▶ What is needed
Among the entries below, count the lines that contain the word "distance". Write down only the total.

▶ Records for the exercise
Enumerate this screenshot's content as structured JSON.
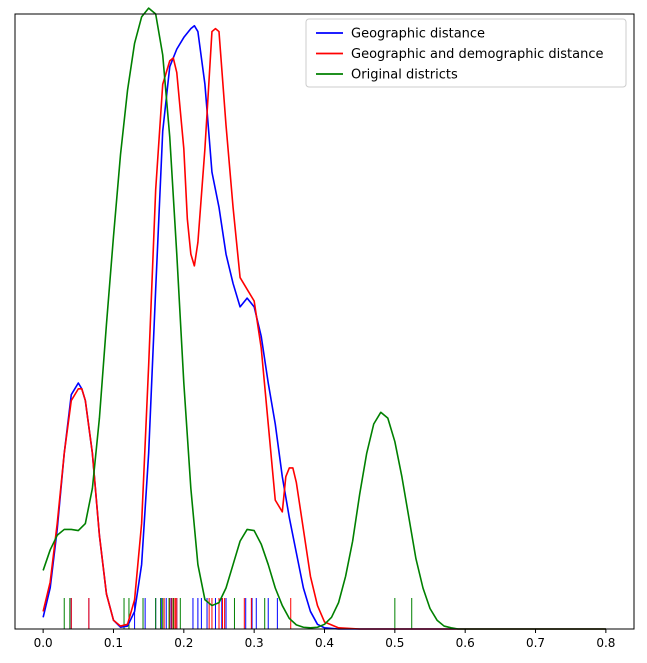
{
  "chart_data": {
    "type": "line",
    "title": "",
    "xlabel": "",
    "ylabel": "",
    "xlim": [
      -0.04,
      0.84
    ],
    "ylim": [
      0,
      1.05
    ],
    "yticks_visible": false,
    "xticks": [
      0.0,
      0.1,
      0.2,
      0.3,
      0.4,
      0.5,
      0.6,
      0.7,
      0.8
    ],
    "xtick_labels": [
      "0.0",
      "0.1",
      "0.2",
      "0.3",
      "0.4",
      "0.5",
      "0.6",
      "0.7",
      "0.8"
    ],
    "legend_position": "top-right",
    "series": [
      {
        "name": "Geographic distance",
        "color": "#0000ff",
        "x": [
          0.0,
          0.01,
          0.02,
          0.03,
          0.04,
          0.05,
          0.055,
          0.06,
          0.07,
          0.08,
          0.09,
          0.1,
          0.11,
          0.12,
          0.13,
          0.14,
          0.15,
          0.16,
          0.17,
          0.18,
          0.19,
          0.2,
          0.21,
          0.215,
          0.22,
          0.23,
          0.24,
          0.25,
          0.26,
          0.27,
          0.28,
          0.29,
          0.3,
          0.31,
          0.32,
          0.33,
          0.34,
          0.35,
          0.36,
          0.37,
          0.38,
          0.39,
          0.4,
          0.42,
          0.45,
          0.5,
          0.6,
          0.7,
          0.8
        ],
        "y": [
          0.02,
          0.07,
          0.17,
          0.3,
          0.4,
          0.42,
          0.41,
          0.39,
          0.3,
          0.16,
          0.06,
          0.015,
          0.003,
          0.005,
          0.03,
          0.11,
          0.3,
          0.58,
          0.85,
          0.96,
          0.99,
          1.01,
          1.025,
          1.03,
          1.02,
          0.93,
          0.78,
          0.72,
          0.64,
          0.59,
          0.55,
          0.565,
          0.55,
          0.5,
          0.42,
          0.35,
          0.26,
          0.19,
          0.13,
          0.07,
          0.03,
          0.008,
          0.002,
          0.0,
          0.0,
          0.0,
          0.0,
          0.0,
          0.0
        ]
      },
      {
        "name": "Geographic and demographic distance",
        "color": "#ff0000",
        "x": [
          0.0,
          0.01,
          0.02,
          0.03,
          0.04,
          0.05,
          0.055,
          0.06,
          0.07,
          0.08,
          0.09,
          0.1,
          0.11,
          0.12,
          0.13,
          0.14,
          0.15,
          0.16,
          0.17,
          0.18,
          0.185,
          0.19,
          0.2,
          0.205,
          0.21,
          0.215,
          0.22,
          0.23,
          0.24,
          0.245,
          0.25,
          0.26,
          0.27,
          0.28,
          0.29,
          0.3,
          0.31,
          0.32,
          0.33,
          0.34,
          0.345,
          0.35,
          0.355,
          0.36,
          0.37,
          0.38,
          0.39,
          0.4,
          0.42,
          0.45,
          0.5,
          0.6,
          0.7,
          0.8
        ],
        "y": [
          0.03,
          0.08,
          0.18,
          0.3,
          0.39,
          0.41,
          0.41,
          0.39,
          0.3,
          0.16,
          0.06,
          0.015,
          0.005,
          0.008,
          0.05,
          0.18,
          0.45,
          0.75,
          0.93,
          0.97,
          0.975,
          0.95,
          0.82,
          0.7,
          0.64,
          0.62,
          0.66,
          0.82,
          1.02,
          1.025,
          1.02,
          0.86,
          0.72,
          0.6,
          0.58,
          0.56,
          0.48,
          0.35,
          0.22,
          0.2,
          0.26,
          0.275,
          0.275,
          0.25,
          0.17,
          0.09,
          0.04,
          0.012,
          0.002,
          0.0,
          0.0,
          0.0,
          0.0,
          0.0
        ]
      },
      {
        "name": "Original districts",
        "color": "#008000",
        "x": [
          0.0,
          0.01,
          0.02,
          0.03,
          0.04,
          0.05,
          0.06,
          0.07,
          0.08,
          0.09,
          0.1,
          0.11,
          0.12,
          0.13,
          0.14,
          0.15,
          0.16,
          0.17,
          0.18,
          0.19,
          0.2,
          0.21,
          0.22,
          0.23,
          0.24,
          0.25,
          0.26,
          0.27,
          0.28,
          0.29,
          0.3,
          0.31,
          0.32,
          0.33,
          0.34,
          0.35,
          0.36,
          0.37,
          0.38,
          0.39,
          0.4,
          0.41,
          0.42,
          0.43,
          0.44,
          0.45,
          0.46,
          0.47,
          0.48,
          0.49,
          0.5,
          0.51,
          0.52,
          0.53,
          0.54,
          0.55,
          0.56,
          0.57,
          0.58,
          0.59,
          0.6,
          0.62,
          0.65,
          0.7,
          0.8
        ],
        "y": [
          0.1,
          0.135,
          0.16,
          0.17,
          0.17,
          0.168,
          0.18,
          0.24,
          0.36,
          0.52,
          0.67,
          0.81,
          0.92,
          1.0,
          1.045,
          1.06,
          1.05,
          0.98,
          0.84,
          0.64,
          0.42,
          0.24,
          0.11,
          0.05,
          0.04,
          0.045,
          0.07,
          0.11,
          0.15,
          0.17,
          0.168,
          0.145,
          0.11,
          0.07,
          0.04,
          0.018,
          0.007,
          0.003,
          0.002,
          0.003,
          0.008,
          0.02,
          0.045,
          0.09,
          0.15,
          0.23,
          0.3,
          0.35,
          0.37,
          0.36,
          0.32,
          0.26,
          0.19,
          0.12,
          0.07,
          0.035,
          0.015,
          0.005,
          0.002,
          0.0,
          0.0,
          0.0,
          0.0,
          0.0,
          0.0
        ]
      }
    ],
    "rug": [
      {
        "series": "Geographic distance",
        "color": "#0000ff",
        "values": [
          0.04,
          0.065,
          0.13,
          0.145,
          0.16,
          0.168,
          0.175,
          0.182,
          0.19,
          0.213,
          0.22,
          0.225,
          0.233,
          0.245,
          0.254,
          0.26,
          0.288,
          0.297,
          0.303,
          0.32,
          0.333
        ]
      },
      {
        "series": "Geographic and demographic distance",
        "color": "#ff0000",
        "values": [
          0.04,
          0.065,
          0.172,
          0.18,
          0.183,
          0.186,
          0.188,
          0.19,
          0.236,
          0.24,
          0.25,
          0.255,
          0.258,
          0.286,
          0.296,
          0.352
        ]
      },
      {
        "series": "Original districts",
        "color": "#008000",
        "values": [
          0.03,
          0.038,
          0.115,
          0.122,
          0.142,
          0.16,
          0.167,
          0.17,
          0.179,
          0.185,
          0.195,
          0.272,
          0.315,
          0.5,
          0.524
        ]
      }
    ]
  }
}
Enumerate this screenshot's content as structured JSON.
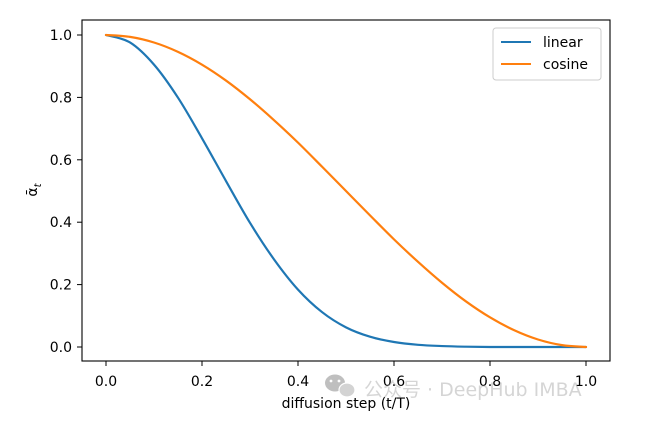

▶ Answer
4